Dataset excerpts
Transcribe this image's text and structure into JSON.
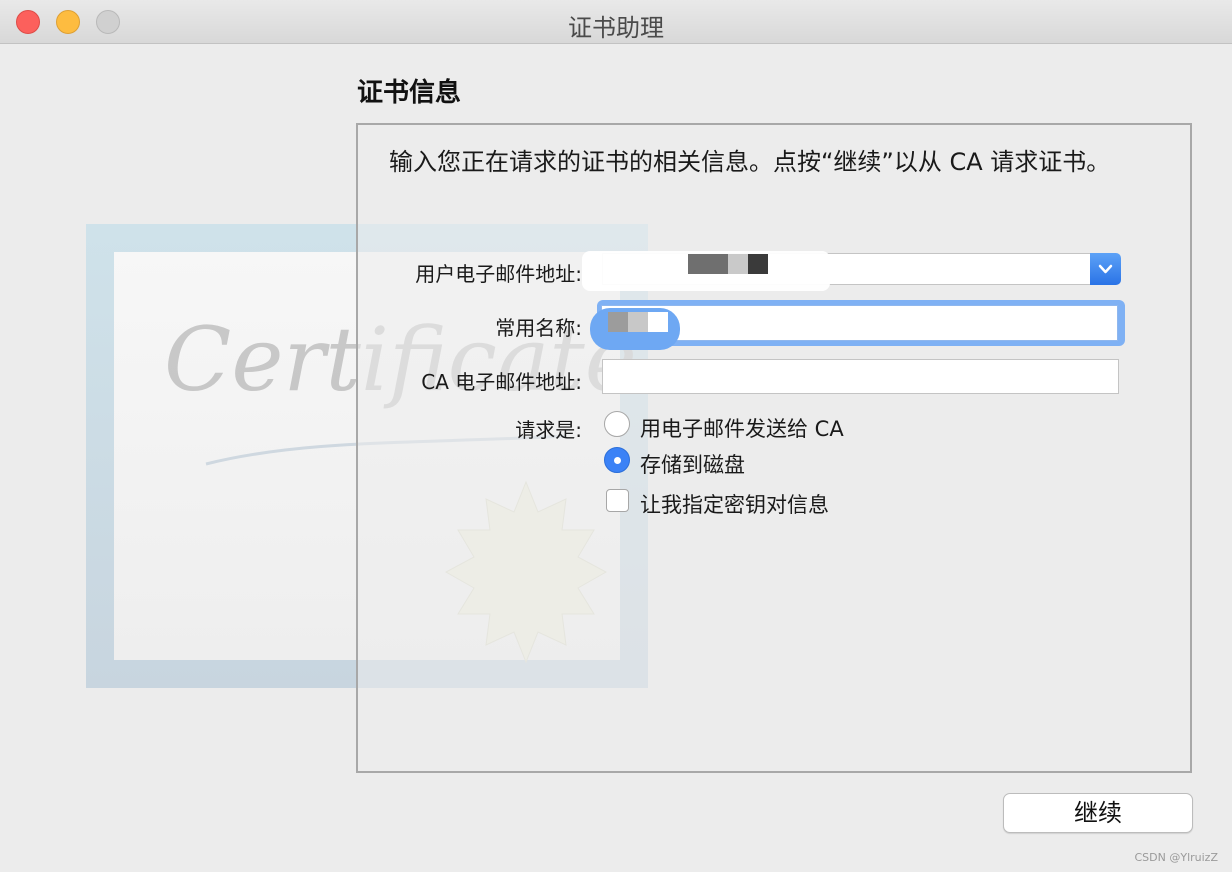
{
  "window": {
    "title": "证书助理",
    "buttons": [
      "close",
      "minimize",
      "zoom"
    ]
  },
  "heading": "证书信息",
  "intro_text": "输入您正在请求的证书的相关信息。点按“继续”以从 CA 请求证书。",
  "decoration": {
    "certificate_script": "Certificate"
  },
  "form": {
    "email_label": "用户电子邮件地址:",
    "email_value": "",
    "common_name_label": "常用名称:",
    "common_name_value": "",
    "ca_email_label": "CA 电子邮件地址:",
    "ca_email_value": "",
    "request_label": "请求是:",
    "request_options": [
      {
        "label": "用电子邮件发送给 CA",
        "selected": false
      },
      {
        "label": "存储到磁盘",
        "selected": true
      }
    ],
    "key_pair_checkbox": {
      "label": "让我指定密钥对信息",
      "checked": false
    }
  },
  "footer": {
    "continue_label": "继续"
  },
  "watermark": "CSDN @YlruizZ",
  "colors": {
    "accent": "#3b82f6",
    "close": "#fc605c",
    "minimize": "#fdbc40"
  }
}
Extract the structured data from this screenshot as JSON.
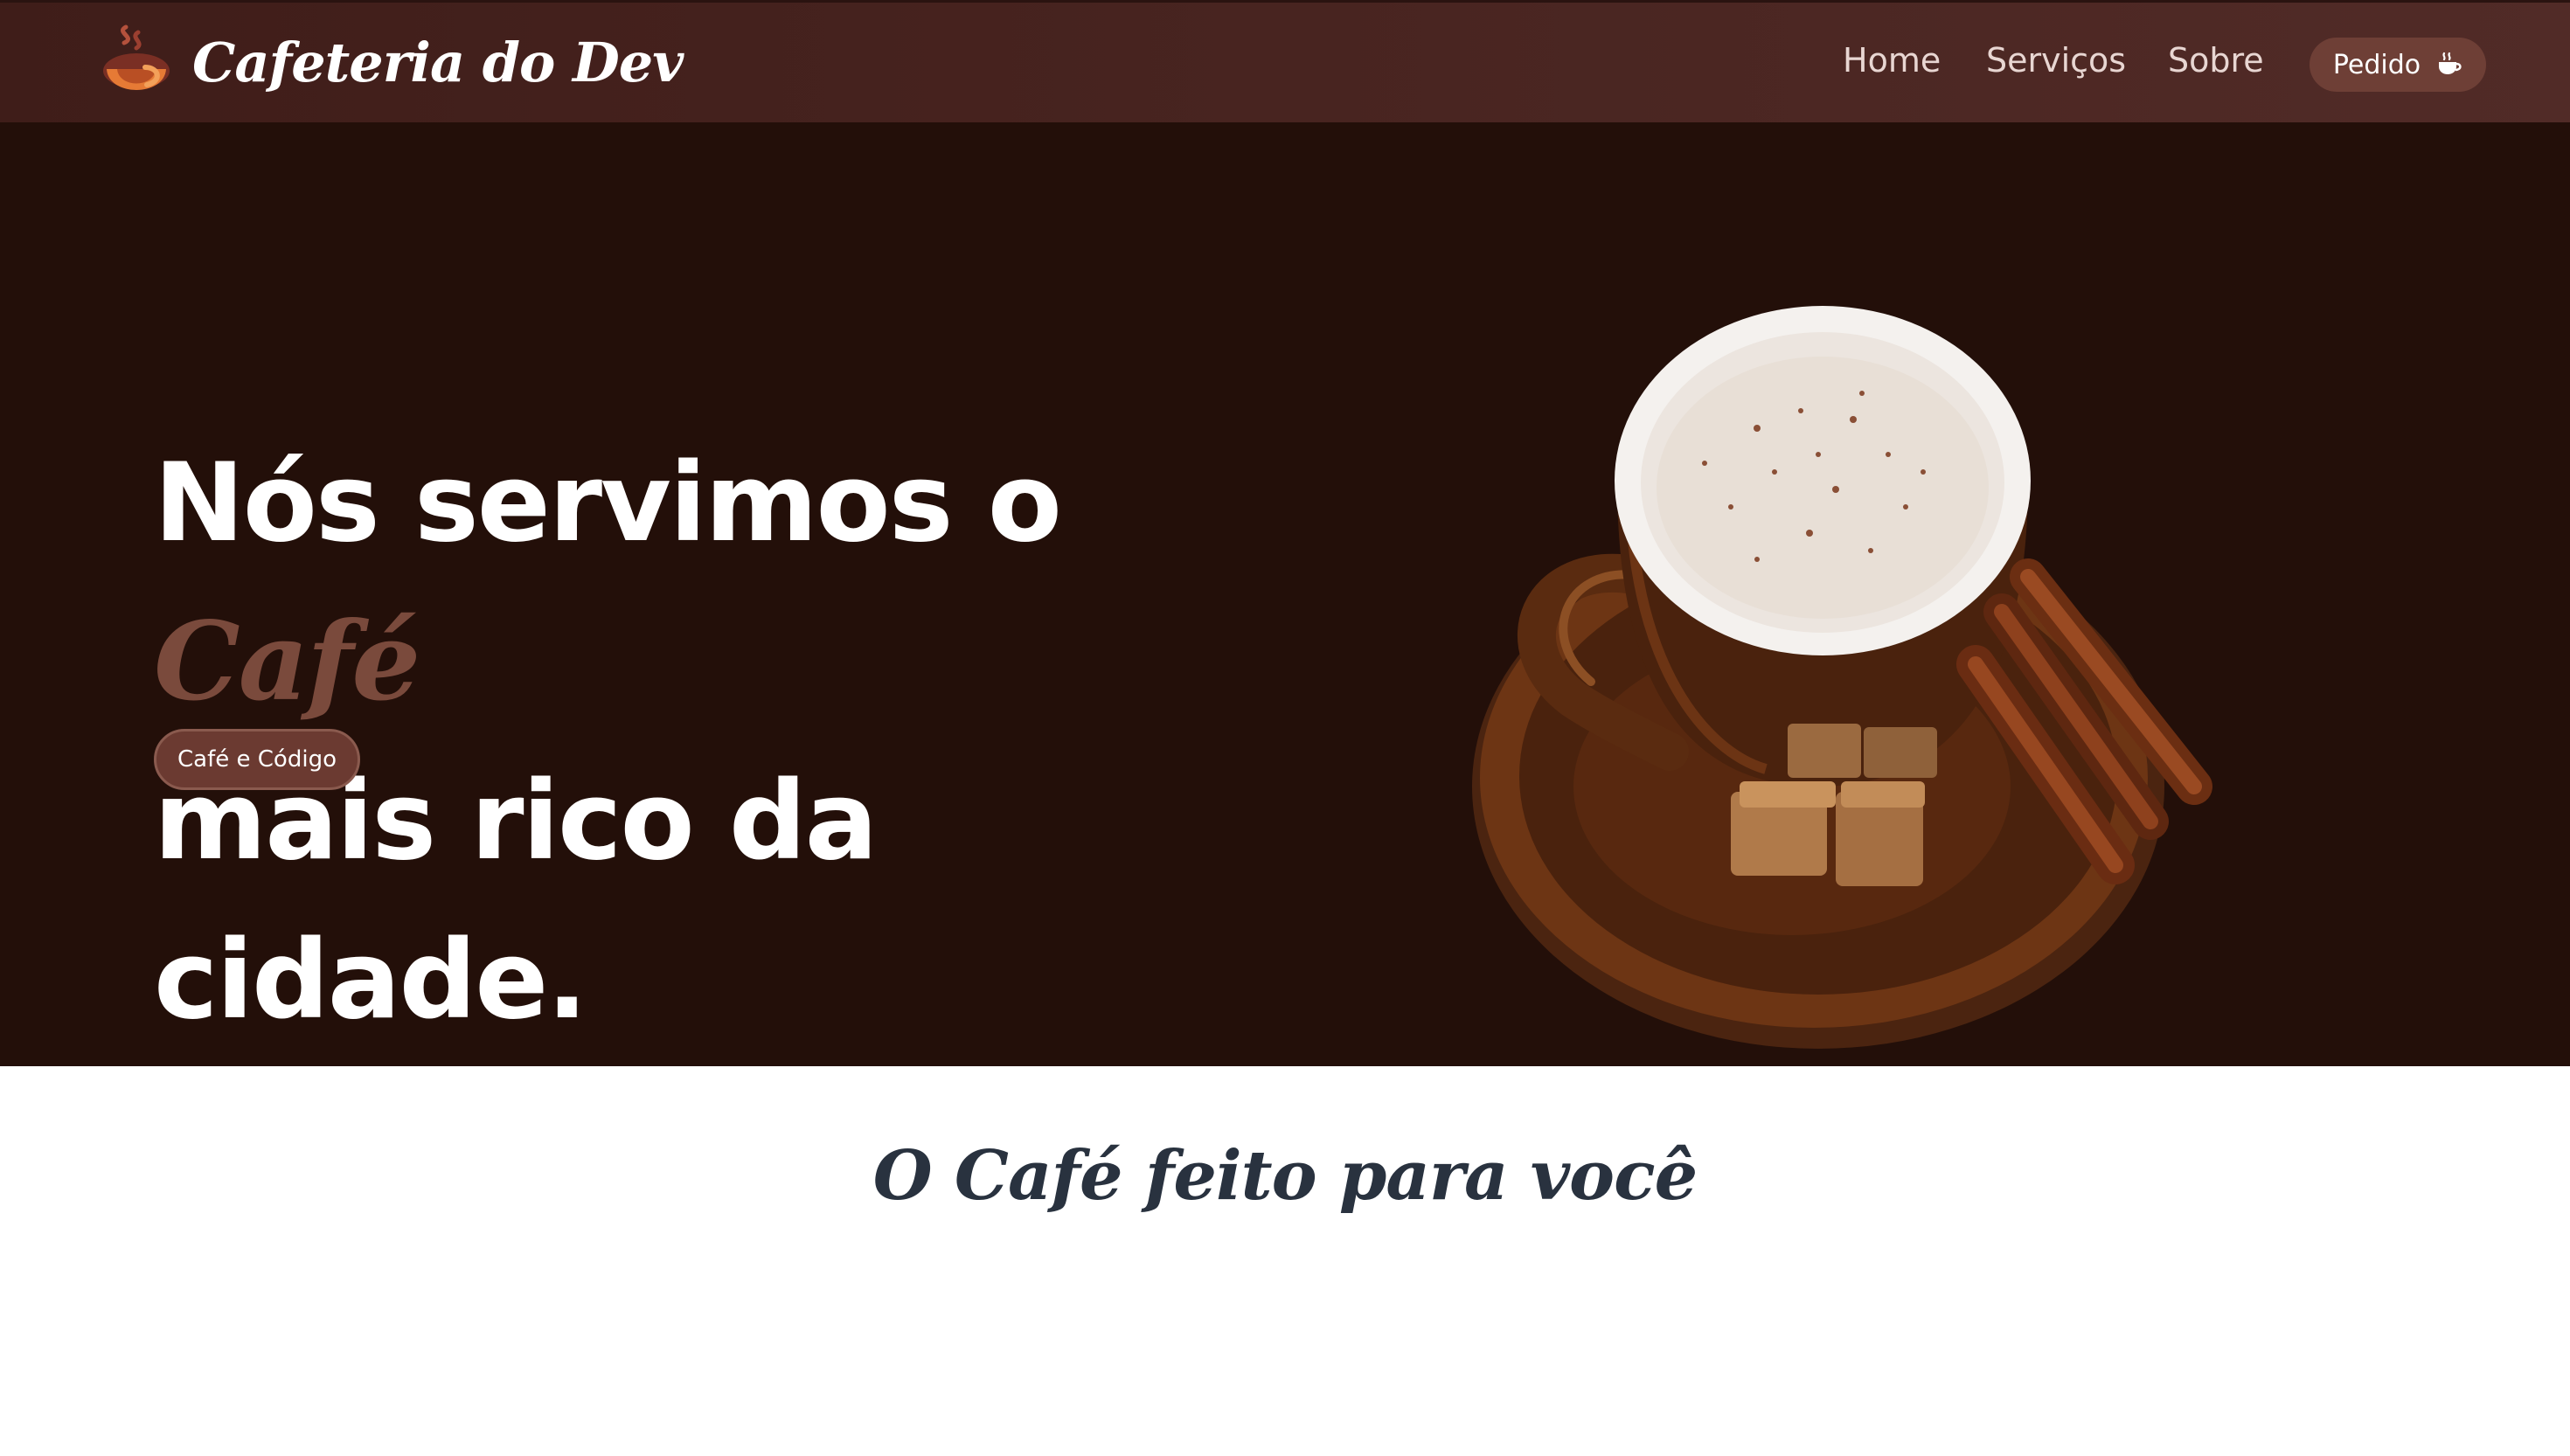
{
  "brand": {
    "name": "Cafeteria do Dev"
  },
  "nav": {
    "items": [
      {
        "label": "Home"
      },
      {
        "label": "Serviços"
      },
      {
        "label": "Sobre"
      }
    ],
    "order_button": "Pedido"
  },
  "hero": {
    "title_prefix": "Nós servimos o ",
    "title_accent": "Café",
    "title_suffix": "mais rico da cidade.",
    "cta": "Café e Código"
  },
  "section": {
    "title": "O Café feito para você"
  },
  "colors": {
    "nav_bg": "#4a2520",
    "hero_bg": "#230f09",
    "accent": "#7a4a3c",
    "button_bg": "#6b3a31",
    "section_title": "#29323f"
  },
  "icons": {
    "logo": "coffee-logo-icon",
    "order": "coffee-cup-icon"
  }
}
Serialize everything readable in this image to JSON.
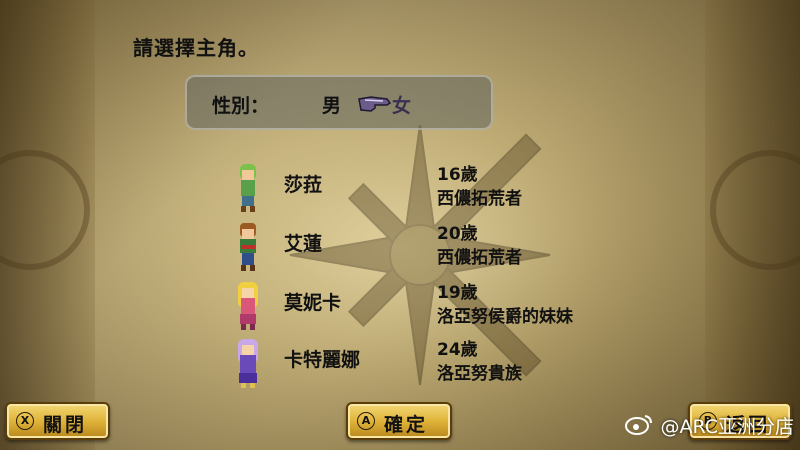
{
  "prompt": "請選擇主角。",
  "gender": {
    "label": "性別：",
    "male": "男",
    "female": "女",
    "selected": "女"
  },
  "characters": [
    {
      "name": "莎菈",
      "age": "16歲",
      "origin": "西儂拓荒者"
    },
    {
      "name": "艾蓮",
      "age": "20歲",
      "origin": "西儂拓荒者"
    },
    {
      "name": "莫妮卡",
      "age": "19歲",
      "origin": "洛亞努侯爵的妹妹"
    },
    {
      "name": "卡特麗娜",
      "age": "24歲",
      "origin": "洛亞努貴族"
    }
  ],
  "buttons": {
    "close": {
      "icon": "X",
      "label": "關閉"
    },
    "confirm": {
      "icon": "A",
      "label": "確定"
    },
    "back": {
      "icon": "B",
      "label": "返回"
    }
  },
  "watermark": "@ARC亚洲分店",
  "icons": {
    "pointer": "pointing-hand-icon",
    "weibo": "weibo-icon"
  }
}
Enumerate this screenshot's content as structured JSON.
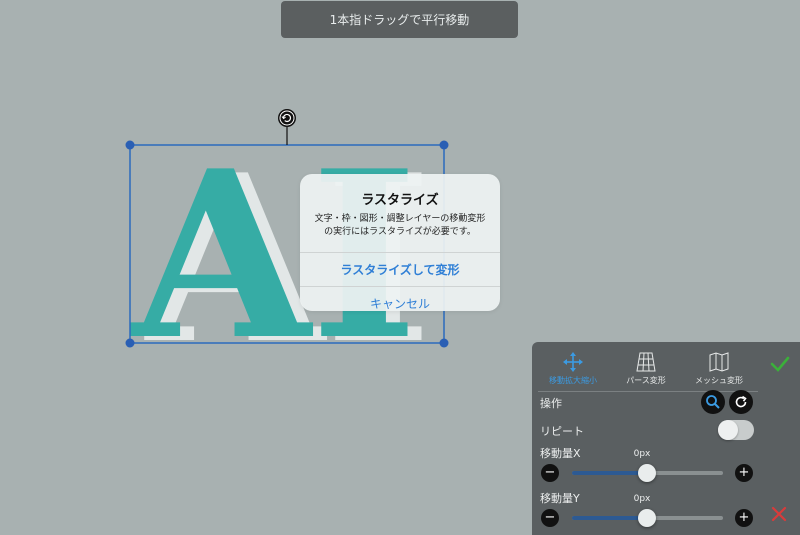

» What is expected: Pictures are excluded; copy all other data exactly as shown.

» Answer:
Transcribe this image's text and structure into JSON.
{
  "window": {
    "title": "证书助理",
    "buttons": [
      "close",
      "minimize",
      "zoom"
    ]
  },
  "heading": "证书信息",
  "intro_text": "输入您正在请求的证书的相关信息。点按“继续”以从 CA 请求证书。",
  "decoration": {
    "certificate_script": "Certificate"
  },
  "form": {
    "email_label": "用户电子邮件地址:",
    "email_value": "",
    "common_name_label": "常用名称:",
    "common_name_value": "",
    "ca_email_label": "CA 电子邮件地址:",
    "ca_email_value": "",
    "request_label": "请求是:",
    "request_options": [
      {
        "label": "用电子邮件发送给 CA",
        "selected": false
      },
      {
        "label": "存储到磁盘",
        "selected": true
      }
    ],
    "key_pair_checkbox": {
      "label": "让我指定密钥对信息",
      "checked": false
    }
  },
  "footer": {
    "continue_label": "继续"
  },
  "watermark": "CSDN @YlruizZ",
  "colors": {
    "accent": "#3b82f6",
    "close": "#fc605c",
    "minimize": "#fdbc40"
  }
}
Extract the structured data from this screenshot as JSON.
{
  "brand": {
    "name": "Cafeteria do Dev"
  },
  "nav": {
    "items": [
      {
        "label": "Home"
      },
      {
        "label": "Serviços"
      },
      {
        "label": "Sobre"
      }
    ],
    "order_button": "Pedido"
  },
  "hero": {
    "title_prefix": "Nós servimos o ",
    "title_accent": "Café",
    "title_suffix": "mais rico da cidade.",
    "cta": "Café e Código"
  },
  "section": {
    "title": "O Café feito para você"
  },
  "colors": {
    "nav_bg": "#4a2520",
    "hero_bg": "#230f09",
    "accent": "#7a4a3c",
    "button_bg": "#6b3a31",
    "section_title": "#29323f"
  },
  "icons": {
    "logo": "coffee-logo-icon",
    "order": "coffee-cup-icon"
  }
}
Serialize everything readable in this image to JSON.
{
  "prompt": "請選擇主角。",
  "gender": {
    "label": "性別：",
    "male": "男",
    "female": "女",
    "selected": "女"
  },
  "characters": [
    {
      "name": "莎菈",
      "age": "16歲",
      "origin": "西儂拓荒者"
    },
    {
      "name": "艾蓮",
      "age": "20歲",
      "origin": "西儂拓荒者"
    },
    {
      "name": "莫妮卡",
      "age": "19歲",
      "origin": "洛亞努侯爵的妹妹"
    },
    {
      "name": "卡特麗娜",
      "age": "24歲",
      "origin": "洛亞努貴族"
    }
  ],
  "buttons": {
    "close": {
      "icon": "X",
      "label": "關閉"
    },
    "confirm": {
      "icon": "A",
      "label": "確定"
    },
    "back": {
      "icon": "B",
      "label": "返回"
    }
  },
  "watermark": "@ARC亚洲分店",
  "icons": {
    "pointer": "pointing-hand-icon",
    "weibo": "weibo-icon"
  }
}
Enumerate this screenshot's content as structured JSON.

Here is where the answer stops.